__To do__
Present the following entries again, word for word and in full.

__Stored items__
────────────────────
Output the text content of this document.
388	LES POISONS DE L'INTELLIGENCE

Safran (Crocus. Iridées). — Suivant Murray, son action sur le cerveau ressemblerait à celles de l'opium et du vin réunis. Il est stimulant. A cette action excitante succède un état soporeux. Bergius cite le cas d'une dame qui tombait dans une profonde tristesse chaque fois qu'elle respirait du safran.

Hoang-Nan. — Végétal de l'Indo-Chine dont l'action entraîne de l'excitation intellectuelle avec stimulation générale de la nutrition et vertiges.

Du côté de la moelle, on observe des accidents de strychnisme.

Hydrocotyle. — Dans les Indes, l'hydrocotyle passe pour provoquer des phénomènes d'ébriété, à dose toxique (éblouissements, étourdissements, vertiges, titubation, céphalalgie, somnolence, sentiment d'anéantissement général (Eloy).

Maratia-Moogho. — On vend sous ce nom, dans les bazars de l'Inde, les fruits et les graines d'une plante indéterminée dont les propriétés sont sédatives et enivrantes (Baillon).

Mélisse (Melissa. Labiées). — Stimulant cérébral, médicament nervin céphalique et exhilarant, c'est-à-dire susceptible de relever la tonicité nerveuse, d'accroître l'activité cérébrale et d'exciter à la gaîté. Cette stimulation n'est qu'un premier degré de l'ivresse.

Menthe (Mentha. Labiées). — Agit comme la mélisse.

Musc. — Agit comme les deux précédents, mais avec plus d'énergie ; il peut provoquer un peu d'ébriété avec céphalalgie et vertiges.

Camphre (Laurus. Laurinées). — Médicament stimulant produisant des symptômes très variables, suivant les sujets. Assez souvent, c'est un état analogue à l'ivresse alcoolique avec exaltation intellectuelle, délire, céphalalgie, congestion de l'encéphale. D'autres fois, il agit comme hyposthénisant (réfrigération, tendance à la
────────────────────
__Answer in full__
Output the text content of this document.
388	LES POISONS DE L'INTELLIGENCE

Safran (Crocus. Iridées). — Suivant Murray, son action sur le cerveau ressemblerait à celles de l'opium et du vin réunis. Il est stimulant. A cette action excitante succède un état soporeux. Bergius cite le cas d'une dame qui tombait dans une profonde tristesse chaque fois qu'elle respirait du safran.

Hoang-Nan. — Végétal de l'Indo-Chine dont l'action entraîne de l'excitation intellectuelle avec stimulation générale de la nutrition et vertiges.

Du côté de la moelle, on observe des accidents de strychnisme.

Hydrocotyle. — Dans les Indes, l'hydrocotyle passe pour provoquer des phénomènes d'ébriété, à dose toxique (éblouissements, étourdissements, vertiges, titubation, céphalalgie, somnolence, sentiment d'anéantissement général (Eloy).

Maratia-Moogho. — On vend sous ce nom, dans les bazars de l'Inde, les fruits et les graines d'une plante indéterminée dont les propriétés sont sédatives et enivrantes (Baillon).

Mélisse (Melissa. Labiées). — Stimulant cérébral, médicament nervin céphalique et exhilarant, c'est-à-dire susceptible de relever la tonicité nerveuse, d'accroître l'activité cérébrale et d'exciter à la gaîté. Cette stimulation n'est qu'un premier degré de l'ivresse.

Menthe (Mentha. Labiées). — Agit comme la mélisse.

Musc. — Agit comme les deux précédents, mais avec plus d'énergie ; il peut provoquer un peu d'ébriété avec céphalalgie et vertiges.

Camphre (Laurus. Laurinées). — Médicament stimulant produisant des symptômes très variables, suivant les sujets. Assez souvent, c'est un état analogue à l'ivresse alcoolique avec exaltation intellectuelle, délire, céphalalgie, congestion de l'encéphale. D'autres fois, il agit comme hyposthénisant (réfrigération, tendance à la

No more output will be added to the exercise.